▶ _Aim_
Repeat every row below verbatim, keeping each line unchanged and in the same order.

▶ _Bounding box annotations_
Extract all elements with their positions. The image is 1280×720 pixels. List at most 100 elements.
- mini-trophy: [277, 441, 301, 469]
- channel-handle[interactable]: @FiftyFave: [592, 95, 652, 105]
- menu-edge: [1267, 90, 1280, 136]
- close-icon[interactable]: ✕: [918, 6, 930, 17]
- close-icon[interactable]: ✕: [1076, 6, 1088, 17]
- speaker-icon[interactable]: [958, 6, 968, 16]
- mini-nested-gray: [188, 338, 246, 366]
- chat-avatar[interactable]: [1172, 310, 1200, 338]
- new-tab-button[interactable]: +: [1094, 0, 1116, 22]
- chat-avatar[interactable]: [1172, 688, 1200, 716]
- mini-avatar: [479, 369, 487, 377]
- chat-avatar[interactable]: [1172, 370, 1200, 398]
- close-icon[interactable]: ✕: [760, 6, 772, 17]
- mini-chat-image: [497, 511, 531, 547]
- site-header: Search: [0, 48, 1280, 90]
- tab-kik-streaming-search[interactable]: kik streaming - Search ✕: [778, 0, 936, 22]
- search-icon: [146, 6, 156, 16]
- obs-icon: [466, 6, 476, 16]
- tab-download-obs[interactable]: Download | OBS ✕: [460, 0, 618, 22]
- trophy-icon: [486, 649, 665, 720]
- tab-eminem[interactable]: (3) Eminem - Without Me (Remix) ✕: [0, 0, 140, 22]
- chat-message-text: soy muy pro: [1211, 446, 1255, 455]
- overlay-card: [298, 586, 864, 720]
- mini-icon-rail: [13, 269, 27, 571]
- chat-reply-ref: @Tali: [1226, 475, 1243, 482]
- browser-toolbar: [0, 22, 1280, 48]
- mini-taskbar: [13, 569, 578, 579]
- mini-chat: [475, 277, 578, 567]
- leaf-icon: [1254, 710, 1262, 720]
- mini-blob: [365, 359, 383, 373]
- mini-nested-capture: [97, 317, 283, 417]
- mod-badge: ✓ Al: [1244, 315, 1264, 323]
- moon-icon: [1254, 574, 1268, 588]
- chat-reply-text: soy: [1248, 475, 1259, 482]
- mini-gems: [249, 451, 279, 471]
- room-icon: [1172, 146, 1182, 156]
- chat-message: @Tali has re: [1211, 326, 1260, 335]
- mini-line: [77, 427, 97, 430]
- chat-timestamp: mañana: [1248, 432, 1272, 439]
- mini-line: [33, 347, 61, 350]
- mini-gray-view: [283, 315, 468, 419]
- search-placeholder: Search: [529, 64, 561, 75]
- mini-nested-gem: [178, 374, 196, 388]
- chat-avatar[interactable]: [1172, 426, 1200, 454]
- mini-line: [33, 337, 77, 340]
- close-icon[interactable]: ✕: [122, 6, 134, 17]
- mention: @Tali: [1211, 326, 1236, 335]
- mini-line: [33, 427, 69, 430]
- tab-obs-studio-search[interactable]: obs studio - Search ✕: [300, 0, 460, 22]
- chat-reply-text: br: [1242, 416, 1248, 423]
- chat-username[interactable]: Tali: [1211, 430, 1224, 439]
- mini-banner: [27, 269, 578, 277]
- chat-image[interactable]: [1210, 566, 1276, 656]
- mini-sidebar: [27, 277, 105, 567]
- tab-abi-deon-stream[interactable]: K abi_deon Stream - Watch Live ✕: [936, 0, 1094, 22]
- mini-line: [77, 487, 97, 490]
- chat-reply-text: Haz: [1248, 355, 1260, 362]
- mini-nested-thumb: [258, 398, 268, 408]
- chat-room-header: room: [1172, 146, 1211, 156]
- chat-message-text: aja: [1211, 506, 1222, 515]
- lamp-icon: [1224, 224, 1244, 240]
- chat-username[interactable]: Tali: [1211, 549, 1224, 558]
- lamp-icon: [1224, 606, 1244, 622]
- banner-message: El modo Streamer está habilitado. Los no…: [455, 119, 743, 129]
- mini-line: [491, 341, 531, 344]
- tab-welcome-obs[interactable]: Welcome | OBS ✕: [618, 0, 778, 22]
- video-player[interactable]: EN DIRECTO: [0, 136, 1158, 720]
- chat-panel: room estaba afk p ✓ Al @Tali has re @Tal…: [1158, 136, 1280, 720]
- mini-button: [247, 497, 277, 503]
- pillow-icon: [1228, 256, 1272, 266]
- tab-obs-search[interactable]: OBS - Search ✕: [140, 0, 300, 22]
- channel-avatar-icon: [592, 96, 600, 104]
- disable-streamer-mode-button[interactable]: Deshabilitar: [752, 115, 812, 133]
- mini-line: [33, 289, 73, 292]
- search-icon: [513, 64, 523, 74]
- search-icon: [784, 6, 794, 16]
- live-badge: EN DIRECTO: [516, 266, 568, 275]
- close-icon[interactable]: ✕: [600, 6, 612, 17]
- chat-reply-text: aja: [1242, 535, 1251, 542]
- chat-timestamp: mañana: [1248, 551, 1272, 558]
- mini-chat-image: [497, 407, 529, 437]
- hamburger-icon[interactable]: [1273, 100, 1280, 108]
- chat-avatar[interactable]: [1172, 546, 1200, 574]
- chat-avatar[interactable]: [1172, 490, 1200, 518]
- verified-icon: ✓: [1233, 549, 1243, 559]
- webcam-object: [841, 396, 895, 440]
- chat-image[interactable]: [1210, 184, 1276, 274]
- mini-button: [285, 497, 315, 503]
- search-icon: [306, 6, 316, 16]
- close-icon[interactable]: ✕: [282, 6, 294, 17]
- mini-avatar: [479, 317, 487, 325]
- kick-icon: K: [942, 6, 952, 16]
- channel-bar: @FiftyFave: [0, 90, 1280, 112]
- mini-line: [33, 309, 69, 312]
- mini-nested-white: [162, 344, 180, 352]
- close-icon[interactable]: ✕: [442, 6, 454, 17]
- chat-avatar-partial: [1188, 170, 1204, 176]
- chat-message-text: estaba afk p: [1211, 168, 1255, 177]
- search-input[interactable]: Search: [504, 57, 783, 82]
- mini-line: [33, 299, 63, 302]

▶ _Written solution_
Extract all elements with their positions. The image is 1280×720 pixels. List at most 100 elements.
- mini-trophy: [277, 441, 301, 469]
- channel-handle[interactable]: @FiftyFave: [592, 95, 652, 105]
- menu-edge: [1267, 90, 1280, 136]
- close-icon[interactable]: ✕: [918, 6, 930, 17]
- close-icon[interactable]: ✕: [1076, 6, 1088, 17]
- speaker-icon[interactable]: [958, 6, 968, 16]
- mini-nested-gray: [188, 338, 246, 366]
- chat-avatar[interactable]: [1172, 310, 1200, 338]
- new-tab-button[interactable]: +: [1094, 0, 1116, 22]
- chat-avatar[interactable]: [1172, 688, 1200, 716]
- mini-avatar: [479, 369, 487, 377]
- chat-avatar[interactable]: [1172, 370, 1200, 398]
- close-icon[interactable]: ✕: [760, 6, 772, 17]
- mini-chat-image: [497, 511, 531, 547]
- site-header: Search: [0, 48, 1280, 90]
- tab-kik-streaming-search[interactable]: kik streaming - Search ✕: [778, 0, 936, 22]
- search-icon: [146, 6, 156, 16]
- obs-icon: [466, 6, 476, 16]
- tab-download-obs[interactable]: Download | OBS ✕: [460, 0, 618, 22]
- trophy-icon: [486, 649, 665, 720]
- tab-eminem[interactable]: (3) Eminem - Without Me (Remix) ✕: [0, 0, 140, 22]
- chat-message-text: soy muy pro: [1211, 446, 1255, 455]
- overlay-card: [298, 586, 864, 720]
- mini-icon-rail: [13, 269, 27, 571]
- chat-reply-ref: @Tali: [1226, 475, 1243, 482]
- browser-toolbar: [0, 22, 1280, 48]
- mini-taskbar: [13, 569, 578, 579]
- mini-chat: [475, 277, 578, 567]
- leaf-icon: [1254, 710, 1262, 720]
- mini-blob: [365, 359, 383, 373]
- mini-nested-capture: [97, 317, 283, 417]
- mod-badge: ✓ Al: [1244, 315, 1264, 323]
- moon-icon: [1254, 574, 1268, 588]
- chat-reply-text: soy: [1248, 475, 1259, 482]
- mini-gems: [249, 451, 279, 471]
- room-icon: [1172, 146, 1182, 156]
- chat-message: @Tali has re: [1211, 326, 1260, 335]
- mini-line: [77, 427, 97, 430]
- chat-timestamp: mañana: [1248, 432, 1272, 439]
- mini-line: [33, 347, 61, 350]
- mini-gray-view: [283, 315, 468, 419]
- search-placeholder: Search: [529, 64, 561, 75]
- mini-nested-gem: [178, 374, 196, 388]
- chat-avatar[interactable]: [1172, 426, 1200, 454]
- mini-line: [33, 337, 77, 340]
- close-icon[interactable]: ✕: [122, 6, 134, 17]
- mention: @Tali: [1211, 326, 1236, 335]
- mini-line: [33, 427, 69, 430]
- tab-obs-studio-search[interactable]: obs studio - Search ✕: [300, 0, 460, 22]
- chat-reply-text: br: [1242, 416, 1248, 423]
- chat-username[interactable]: Tali: [1211, 430, 1224, 439]
- mini-banner: [27, 269, 578, 277]
- chat-image[interactable]: [1210, 566, 1276, 656]
- mini-sidebar: [27, 277, 105, 567]
- tab-abi-deon-stream[interactable]: K abi_deon Stream - Watch Live ✕: [936, 0, 1094, 22]
- mini-line: [77, 487, 97, 490]
- chat-reply-text: Haz: [1248, 355, 1260, 362]
- mini-nested-thumb: [258, 398, 268, 408]
- chat-room-header: room: [1172, 146, 1211, 156]
- chat-message-text: aja: [1211, 506, 1222, 515]
- lamp-icon: [1224, 224, 1244, 240]
- chat-username[interactable]: Tali: [1211, 549, 1224, 558]
- lamp-icon: [1224, 606, 1244, 622]
- banner-message: El modo Streamer está habilitado. Los no…: [455, 119, 743, 129]
- mini-line: [491, 341, 531, 344]
- tab-welcome-obs[interactable]: Welcome | OBS ✕: [618, 0, 778, 22]
- video-player[interactable]: EN DIRECTO: [0, 136, 1158, 720]
- chat-panel: room estaba afk p ✓ Al @Tali has re @Tal…: [1158, 136, 1280, 720]
- mini-button: [247, 497, 277, 503]
- pillow-icon: [1228, 256, 1272, 266]
- tab-obs-search[interactable]: OBS - Search ✕: [140, 0, 300, 22]
- channel-avatar-icon: [592, 96, 600, 104]
- disable-streamer-mode-button[interactable]: Deshabilitar: [752, 115, 812, 133]
- mini-line: [33, 289, 73, 292]
- search-icon: [513, 64, 523, 74]
- search-icon: [784, 6, 794, 16]
- live-badge: EN DIRECTO: [516, 266, 568, 275]
- close-icon[interactable]: ✕: [600, 6, 612, 17]
- chat-reply-text: aja: [1242, 535, 1251, 542]
- chat-timestamp: mañana: [1248, 551, 1272, 558]
- mini-chat-image: [497, 407, 529, 437]
- hamburger-icon[interactable]: [1273, 100, 1280, 108]
- chat-avatar[interactable]: [1172, 546, 1200, 574]
- chat-avatar[interactable]: [1172, 490, 1200, 518]
- verified-icon: ✓: [1233, 549, 1243, 559]
- webcam-object: [841, 396, 895, 440]
- chat-image[interactable]: [1210, 184, 1276, 274]
- mini-button: [285, 497, 315, 503]
- search-icon: [306, 6, 316, 16]
- close-icon[interactable]: ✕: [282, 6, 294, 17]
- mini-avatar: [479, 317, 487, 325]
- kick-icon: K: [942, 6, 952, 16]
- channel-bar: @FiftyFave: [0, 90, 1280, 112]
- mini-line: [33, 309, 69, 312]
- mini-nested-white: [162, 344, 180, 352]
- close-icon[interactable]: ✕: [442, 6, 454, 17]
- chat-avatar-partial: [1188, 170, 1204, 176]
- chat-message-text: estaba afk p: [1211, 168, 1255, 177]
- search-input[interactable]: Search: [504, 57, 783, 82]
- mini-line: [33, 299, 63, 302]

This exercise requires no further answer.